- **What you are asked to do**: The records below need retyping in full; give them again exactly.

** begin Exercise data **

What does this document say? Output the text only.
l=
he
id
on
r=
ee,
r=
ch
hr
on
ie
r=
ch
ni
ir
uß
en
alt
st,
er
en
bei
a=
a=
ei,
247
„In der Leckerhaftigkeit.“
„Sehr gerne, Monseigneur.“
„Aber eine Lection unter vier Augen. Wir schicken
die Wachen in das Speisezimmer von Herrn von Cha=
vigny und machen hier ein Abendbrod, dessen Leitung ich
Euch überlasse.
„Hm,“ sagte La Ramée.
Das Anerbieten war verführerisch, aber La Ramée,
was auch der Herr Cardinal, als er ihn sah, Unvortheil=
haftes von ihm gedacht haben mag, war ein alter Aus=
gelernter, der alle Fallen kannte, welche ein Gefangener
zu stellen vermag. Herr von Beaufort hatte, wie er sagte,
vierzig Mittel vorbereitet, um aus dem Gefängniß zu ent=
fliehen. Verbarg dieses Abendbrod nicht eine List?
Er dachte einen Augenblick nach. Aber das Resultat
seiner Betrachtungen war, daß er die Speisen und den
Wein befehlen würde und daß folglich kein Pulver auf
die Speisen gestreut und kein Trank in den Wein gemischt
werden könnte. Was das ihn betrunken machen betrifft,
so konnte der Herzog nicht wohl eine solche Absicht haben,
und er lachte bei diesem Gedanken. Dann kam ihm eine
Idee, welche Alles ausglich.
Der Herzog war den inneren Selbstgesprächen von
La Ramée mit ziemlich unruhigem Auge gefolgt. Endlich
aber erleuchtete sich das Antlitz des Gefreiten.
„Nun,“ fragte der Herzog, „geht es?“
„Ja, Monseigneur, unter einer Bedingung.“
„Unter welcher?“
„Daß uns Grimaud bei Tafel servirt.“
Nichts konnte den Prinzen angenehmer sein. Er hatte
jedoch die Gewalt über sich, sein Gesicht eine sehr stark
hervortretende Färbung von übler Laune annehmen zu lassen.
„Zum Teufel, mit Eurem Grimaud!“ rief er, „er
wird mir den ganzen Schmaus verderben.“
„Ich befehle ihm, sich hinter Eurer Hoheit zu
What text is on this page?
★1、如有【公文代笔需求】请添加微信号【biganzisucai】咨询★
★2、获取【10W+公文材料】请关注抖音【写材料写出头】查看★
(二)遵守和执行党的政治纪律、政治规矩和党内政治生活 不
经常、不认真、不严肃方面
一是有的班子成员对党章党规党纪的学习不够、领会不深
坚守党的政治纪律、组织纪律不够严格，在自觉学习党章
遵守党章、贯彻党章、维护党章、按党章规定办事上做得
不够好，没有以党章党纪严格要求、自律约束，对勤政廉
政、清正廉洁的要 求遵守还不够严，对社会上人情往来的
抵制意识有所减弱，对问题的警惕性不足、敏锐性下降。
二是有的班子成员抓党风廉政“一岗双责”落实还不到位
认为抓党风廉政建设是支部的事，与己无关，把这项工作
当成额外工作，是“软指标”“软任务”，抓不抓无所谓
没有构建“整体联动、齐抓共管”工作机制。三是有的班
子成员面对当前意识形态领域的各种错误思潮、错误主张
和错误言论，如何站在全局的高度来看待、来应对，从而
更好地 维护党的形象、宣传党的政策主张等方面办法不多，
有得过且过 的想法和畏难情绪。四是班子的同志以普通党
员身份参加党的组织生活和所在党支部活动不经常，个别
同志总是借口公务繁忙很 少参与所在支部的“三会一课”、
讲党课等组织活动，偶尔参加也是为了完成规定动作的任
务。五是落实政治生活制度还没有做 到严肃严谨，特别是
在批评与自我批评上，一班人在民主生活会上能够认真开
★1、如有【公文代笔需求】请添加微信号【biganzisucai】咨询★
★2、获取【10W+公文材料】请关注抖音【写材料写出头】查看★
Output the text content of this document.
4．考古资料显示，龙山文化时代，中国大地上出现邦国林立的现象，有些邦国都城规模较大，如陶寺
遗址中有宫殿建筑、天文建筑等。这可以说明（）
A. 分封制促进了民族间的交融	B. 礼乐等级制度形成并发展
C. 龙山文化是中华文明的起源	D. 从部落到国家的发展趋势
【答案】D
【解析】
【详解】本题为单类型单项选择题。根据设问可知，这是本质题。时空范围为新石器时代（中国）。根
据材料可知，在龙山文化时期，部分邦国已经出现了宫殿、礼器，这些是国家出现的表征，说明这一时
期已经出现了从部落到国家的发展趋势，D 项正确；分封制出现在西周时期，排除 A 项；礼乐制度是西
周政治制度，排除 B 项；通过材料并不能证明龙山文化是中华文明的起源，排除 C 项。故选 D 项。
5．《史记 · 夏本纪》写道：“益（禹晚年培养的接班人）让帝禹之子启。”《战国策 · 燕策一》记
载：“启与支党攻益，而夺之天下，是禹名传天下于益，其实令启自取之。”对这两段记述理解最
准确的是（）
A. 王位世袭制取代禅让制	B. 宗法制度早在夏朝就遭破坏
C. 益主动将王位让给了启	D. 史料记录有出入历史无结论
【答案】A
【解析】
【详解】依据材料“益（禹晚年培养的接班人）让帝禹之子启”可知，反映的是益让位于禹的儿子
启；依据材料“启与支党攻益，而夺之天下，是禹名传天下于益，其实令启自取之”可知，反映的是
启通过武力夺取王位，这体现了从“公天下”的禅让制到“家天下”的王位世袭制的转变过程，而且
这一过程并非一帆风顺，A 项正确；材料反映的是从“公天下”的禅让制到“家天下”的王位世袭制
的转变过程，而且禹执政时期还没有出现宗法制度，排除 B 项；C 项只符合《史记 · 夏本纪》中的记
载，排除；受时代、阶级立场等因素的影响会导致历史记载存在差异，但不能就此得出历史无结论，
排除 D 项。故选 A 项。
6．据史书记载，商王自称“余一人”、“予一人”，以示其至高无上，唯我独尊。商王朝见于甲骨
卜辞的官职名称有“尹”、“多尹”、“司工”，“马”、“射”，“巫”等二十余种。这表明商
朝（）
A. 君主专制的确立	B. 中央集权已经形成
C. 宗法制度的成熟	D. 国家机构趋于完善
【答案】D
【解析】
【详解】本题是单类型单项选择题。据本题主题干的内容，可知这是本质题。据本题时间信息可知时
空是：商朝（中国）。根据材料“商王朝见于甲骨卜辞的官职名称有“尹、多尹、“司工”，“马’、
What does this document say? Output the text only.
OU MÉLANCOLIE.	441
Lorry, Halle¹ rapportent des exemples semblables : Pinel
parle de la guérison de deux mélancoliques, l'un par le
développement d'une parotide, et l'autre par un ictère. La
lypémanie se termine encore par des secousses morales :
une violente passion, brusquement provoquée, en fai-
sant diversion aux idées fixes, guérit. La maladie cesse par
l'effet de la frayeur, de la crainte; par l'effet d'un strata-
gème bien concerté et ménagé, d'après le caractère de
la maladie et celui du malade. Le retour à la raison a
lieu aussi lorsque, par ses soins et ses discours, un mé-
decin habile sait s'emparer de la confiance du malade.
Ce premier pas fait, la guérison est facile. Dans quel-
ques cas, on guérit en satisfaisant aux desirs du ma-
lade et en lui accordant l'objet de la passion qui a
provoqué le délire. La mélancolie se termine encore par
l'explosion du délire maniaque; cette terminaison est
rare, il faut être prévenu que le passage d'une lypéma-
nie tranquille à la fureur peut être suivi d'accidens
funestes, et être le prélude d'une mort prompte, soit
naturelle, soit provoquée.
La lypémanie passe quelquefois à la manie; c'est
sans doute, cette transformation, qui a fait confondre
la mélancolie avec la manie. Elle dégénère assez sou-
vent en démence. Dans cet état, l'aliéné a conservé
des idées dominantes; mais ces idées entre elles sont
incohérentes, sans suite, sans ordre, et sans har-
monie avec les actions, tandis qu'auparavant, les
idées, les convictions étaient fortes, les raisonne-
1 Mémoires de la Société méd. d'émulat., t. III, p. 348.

** end Exercise data **

- **Task output**:
What does this document say? Output the text only.
l=
he
id
on
r=
ee,
r=
ch
hr
on
ie
r=
ch
ni
ir
uß
en
alt
st,
er
en
bei
a=
a=
ei,
247
„In der Leckerhaftigkeit.“
„Sehr gerne, Monseigneur.“
„Aber eine Lection unter vier Augen. Wir schicken
die Wachen in das Speisezimmer von Herrn von Cha=
vigny und machen hier ein Abendbrod, dessen Leitung ich
Euch überlasse.
„Hm,“ sagte La Ramée.
Das Anerbieten war verführerisch, aber La Ramée,
was auch der Herr Cardinal, als er ihn sah, Unvortheil=
haftes von ihm gedacht haben mag, war ein alter Aus=
gelernter, der alle Fallen kannte, welche ein Gefangener
zu stellen vermag. Herr von Beaufort hatte, wie er sagte,
vierzig Mittel vorbereitet, um aus dem Gefängniß zu ent=
fliehen. Verbarg dieses Abendbrod nicht eine List?
Er dachte einen Augenblick nach. Aber das Resultat
seiner Betrachtungen war, daß er die Speisen und den
Wein befehlen würde und daß folglich kein Pulver auf
die Speisen gestreut und kein Trank in den Wein gemischt
werden könnte. Was das ihn betrunken machen betrifft,
so konnte der Herzog nicht wohl eine solche Absicht haben,
und er lachte bei diesem Gedanken. Dann kam ihm eine
Idee, welche Alles ausglich.
Der Herzog war den inneren Selbstgesprächen von
La Ramée mit ziemlich unruhigem Auge gefolgt. Endlich
aber erleuchtete sich das Antlitz des Gefreiten.
„Nun,“ fragte der Herzog, „geht es?“
„Ja, Monseigneur, unter einer Bedingung.“
„Unter welcher?“
„Daß uns Grimaud bei Tafel servirt.“
Nichts konnte den Prinzen angenehmer sein. Er hatte
jedoch die Gewalt über sich, sein Gesicht eine sehr stark
hervortretende Färbung von übler Laune annehmen zu lassen.
„Zum Teufel, mit Eurem Grimaud!“ rief er, „er
wird mir den ganzen Schmaus verderben.“
„Ich befehle ihm, sich hinter Eurer Hoheit zu
What text is on this page?
★1、如有【公文代笔需求】请添加微信号【biganzisucai】咨询★
★2、获取【10W+公文材料】请关注抖音【写材料写出头】查看★
(二)遵守和执行党的政治纪律、政治规矩和党内政治生活 不
经常、不认真、不严肃方面
一是有的班子成员对党章党规党纪的学习不够、领会不深
坚守党的政治纪律、组织纪律不够严格，在自觉学习党章
遵守党章、贯彻党章、维护党章、按党章规定办事上做得
不够好，没有以党章党纪严格要求、自律约束，对勤政廉
政、清正廉洁的要 求遵守还不够严，对社会上人情往来的
抵制意识有所减弱，对问题的警惕性不足、敏锐性下降。
二是有的班子成员抓党风廉政“一岗双责”落实还不到位
认为抓党风廉政建设是支部的事，与己无关，把这项工作
当成额外工作，是“软指标”“软任务”，抓不抓无所谓
没有构建“整体联动、齐抓共管”工作机制。三是有的班
子成员面对当前意识形态领域的各种错误思潮、错误主张
和错误言论，如何站在全局的高度来看待、来应对，从而
更好地 维护党的形象、宣传党的政策主张等方面办法不多，
有得过且过 的想法和畏难情绪。四是班子的同志以普通党
员身份参加党的组织生活和所在党支部活动不经常，个别
同志总是借口公务繁忙很 少参与所在支部的“三会一课”、
讲党课等组织活动，偶尔参加也是为了完成规定动作的任
务。五是落实政治生活制度还没有做 到严肃严谨，特别是
在批评与自我批评上，一班人在民主生活会上能够认真开
★1、如有【公文代笔需求】请添加微信号【biganzisucai】咨询★
★2、获取【10W+公文材料】请关注抖音【写材料写出头】查看★
Output the text content of this document.
4．考古资料显示，龙山文化时代，中国大地上出现邦国林立的现象，有些邦国都城规模较大，如陶寺
遗址中有宫殿建筑、天文建筑等。这可以说明（）
A. 分封制促进了民族间的交融	B. 礼乐等级制度形成并发展
C. 龙山文化是中华文明的起源	D. 从部落到国家的发展趋势
【答案】D
【解析】
【详解】本题为单类型单项选择题。根据设问可知，这是本质题。时空范围为新石器时代（中国）。根
据材料可知，在龙山文化时期，部分邦国已经出现了宫殿、礼器，这些是国家出现的表征，说明这一时
期已经出现了从部落到国家的发展趋势，D 项正确；分封制出现在西周时期，排除 A 项；礼乐制度是西
周政治制度，排除 B 项；通过材料并不能证明龙山文化是中华文明的起源，排除 C 项。故选 D 项。
5．《史记 · 夏本纪》写道：“益（禹晚年培养的接班人）让帝禹之子启。”《战国策 · 燕策一》记
载：“启与支党攻益，而夺之天下，是禹名传天下于益，其实令启自取之。”对这两段记述理解最
准确的是（）
A. 王位世袭制取代禅让制	B. 宗法制度早在夏朝就遭破坏
C. 益主动将王位让给了启	D. 史料记录有出入历史无结论
【答案】A
【解析】
【详解】依据材料“益（禹晚年培养的接班人）让帝禹之子启”可知，反映的是益让位于禹的儿子
启；依据材料“启与支党攻益，而夺之天下，是禹名传天下于益，其实令启自取之”可知，反映的是
启通过武力夺取王位，这体现了从“公天下”的禅让制到“家天下”的王位世袭制的转变过程，而且
这一过程并非一帆风顺，A 项正确；材料反映的是从“公天下”的禅让制到“家天下”的王位世袭制
的转变过程，而且禹执政时期还没有出现宗法制度，排除 B 项；C 项只符合《史记 · 夏本纪》中的记
载，排除；受时代、阶级立场等因素的影响会导致历史记载存在差异，但不能就此得出历史无结论，
排除 D 项。故选 A 项。
6．据史书记载，商王自称“余一人”、“予一人”，以示其至高无上，唯我独尊。商王朝见于甲骨
卜辞的官职名称有“尹”、“多尹”、“司工”，“马”、“射”，“巫”等二十余种。这表明商
朝（）
A. 君主专制的确立	B. 中央集权已经形成
C. 宗法制度的成熟	D. 国家机构趋于完善
【答案】D
【解析】
【详解】本题是单类型单项选择题。据本题主题干的内容，可知这是本质题。据本题时间信息可知时
空是：商朝（中国）。根据材料“商王朝见于甲骨卜辞的官职名称有“尹、多尹、“司工”，“马’、
What does this document say? Output the text only.
OU MÉLANCOLIE.	441
Lorry, Halle¹ rapportent des exemples semblables : Pinel
parle de la guérison de deux mélancoliques, l'un par le
développement d'une parotide, et l'autre par un ictère. La
lypémanie se termine encore par des secousses morales :
une violente passion, brusquement provoquée, en fai-
sant diversion aux idées fixes, guérit. La maladie cesse par
l'effet de la frayeur, de la crainte; par l'effet d'un strata-
gème bien concerté et ménagé, d'après le caractère de
la maladie et celui du malade. Le retour à la raison a
lieu aussi lorsque, par ses soins et ses discours, un mé-
decin habile sait s'emparer de la confiance du malade.
Ce premier pas fait, la guérison est facile. Dans quel-
ques cas, on guérit en satisfaisant aux desirs du ma-
lade et en lui accordant l'objet de la passion qui a
provoqué le délire. La mélancolie se termine encore par
l'explosion du délire maniaque; cette terminaison est
rare, il faut être prévenu que le passage d'une lypéma-
nie tranquille à la fureur peut être suivi d'accidens
funestes, et être le prélude d'une mort prompte, soit
naturelle, soit provoquée.
La lypémanie passe quelquefois à la manie; c'est
sans doute, cette transformation, qui a fait confondre
la mélancolie avec la manie. Elle dégénère assez sou-
vent en démence. Dans cet état, l'aliéné a conservé
des idées dominantes; mais ces idées entre elles sont
incohérentes, sans suite, sans ordre, et sans har-
monie avec les actions, tandis qu'auparavant, les
idées, les convictions étaient fortes, les raisonne-
1 Mémoires de la Société méd. d'émulat., t. III, p. 348.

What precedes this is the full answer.